= Task requirements =
Every entry must appear in the answer exactly as written.
────────────────────
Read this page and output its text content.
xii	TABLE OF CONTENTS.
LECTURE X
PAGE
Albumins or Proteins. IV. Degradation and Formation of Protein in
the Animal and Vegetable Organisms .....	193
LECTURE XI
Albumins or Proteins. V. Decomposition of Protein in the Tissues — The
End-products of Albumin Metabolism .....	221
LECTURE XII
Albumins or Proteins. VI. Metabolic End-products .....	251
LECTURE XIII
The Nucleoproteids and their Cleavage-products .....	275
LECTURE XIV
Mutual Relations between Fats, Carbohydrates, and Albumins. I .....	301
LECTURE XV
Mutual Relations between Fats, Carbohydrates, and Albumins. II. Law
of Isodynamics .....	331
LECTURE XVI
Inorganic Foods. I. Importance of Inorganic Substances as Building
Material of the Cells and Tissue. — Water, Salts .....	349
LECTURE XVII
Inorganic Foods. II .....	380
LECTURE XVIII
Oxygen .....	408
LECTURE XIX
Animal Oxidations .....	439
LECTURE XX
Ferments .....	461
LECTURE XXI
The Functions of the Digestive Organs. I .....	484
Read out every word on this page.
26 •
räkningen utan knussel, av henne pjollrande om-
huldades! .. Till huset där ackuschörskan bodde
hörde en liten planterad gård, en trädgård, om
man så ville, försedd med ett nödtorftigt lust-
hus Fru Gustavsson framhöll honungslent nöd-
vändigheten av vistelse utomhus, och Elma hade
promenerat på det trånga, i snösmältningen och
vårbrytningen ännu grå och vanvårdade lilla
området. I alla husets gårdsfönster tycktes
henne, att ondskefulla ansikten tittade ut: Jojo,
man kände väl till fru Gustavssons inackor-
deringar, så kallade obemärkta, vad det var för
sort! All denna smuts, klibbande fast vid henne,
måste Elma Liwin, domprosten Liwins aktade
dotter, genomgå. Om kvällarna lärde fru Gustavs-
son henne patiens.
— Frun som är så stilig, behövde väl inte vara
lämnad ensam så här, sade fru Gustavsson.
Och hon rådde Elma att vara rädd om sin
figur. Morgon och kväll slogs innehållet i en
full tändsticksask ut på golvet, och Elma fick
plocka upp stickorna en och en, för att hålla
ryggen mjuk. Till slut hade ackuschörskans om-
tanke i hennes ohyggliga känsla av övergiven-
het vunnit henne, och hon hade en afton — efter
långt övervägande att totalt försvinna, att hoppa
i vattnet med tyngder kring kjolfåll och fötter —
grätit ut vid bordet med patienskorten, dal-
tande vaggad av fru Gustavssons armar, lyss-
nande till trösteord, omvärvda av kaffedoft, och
────────────────────
= Exercise result =
Read this page and output its text content.
xii	TABLE OF CONTENTS.
LECTURE X
PAGE
Albumins or Proteins. IV. Degradation and Formation of Protein in
the Animal and Vegetable Organisms .....	193
LECTURE XI
Albumins or Proteins. V. Decomposition of Protein in the Tissues — The
End-products of Albumin Metabolism .....	221
LECTURE XII
Albumins or Proteins. VI. Metabolic End-products .....	251
LECTURE XIII
The Nucleoproteids and their Cleavage-products .....	275
LECTURE XIV
Mutual Relations between Fats, Carbohydrates, and Albumins. I .....	301
LECTURE XV
Mutual Relations between Fats, Carbohydrates, and Albumins. II. Law
of Isodynamics .....	331
LECTURE XVI
Inorganic Foods. I. Importance of Inorganic Substances as Building
Material of the Cells and Tissue. — Water, Salts .....	349
LECTURE XVII
Inorganic Foods. II .....	380
LECTURE XVIII
Oxygen .....	408
LECTURE XIX
Animal Oxidations .....	439
LECTURE XX
Ferments .....	461
LECTURE XXI
The Functions of the Digestive Organs. I .....	484
Read out every word on this page.
26 •
räkningen utan knussel, av henne pjollrande om-
huldades! .. Till huset där ackuschörskan bodde
hörde en liten planterad gård, en trädgård, om
man så ville, försedd med ett nödtorftigt lust-
hus Fru Gustavsson framhöll honungslent nöd-
vändigheten av vistelse utomhus, och Elma hade
promenerat på det trånga, i snösmältningen och
vårbrytningen ännu grå och vanvårdade lilla
området. I alla husets gårdsfönster tycktes
henne, att ondskefulla ansikten tittade ut: Jojo,
man kände väl till fru Gustavssons inackor-
deringar, så kallade obemärkta, vad det var för
sort! All denna smuts, klibbande fast vid henne,
måste Elma Liwin, domprosten Liwins aktade
dotter, genomgå. Om kvällarna lärde fru Gustavs-
son henne patiens.
— Frun som är så stilig, behövde väl inte vara
lämnad ensam så här, sade fru Gustavsson.
Och hon rådde Elma att vara rädd om sin
figur. Morgon och kväll slogs innehållet i en
full tändsticksask ut på golvet, och Elma fick
plocka upp stickorna en och en, för att hålla
ryggen mjuk. Till slut hade ackuschörskans om-
tanke i hennes ohyggliga känsla av övergiven-
het vunnit henne, och hon hade en afton — efter
långt övervägande att totalt försvinna, att hoppa
i vattnet med tyngder kring kjolfåll och fötter —
grätit ut vid bordet med patienskorten, dal-
tande vaggad av fru Gustavssons armar, lyss-
nande till trösteord, omvärvda av kaffedoft, och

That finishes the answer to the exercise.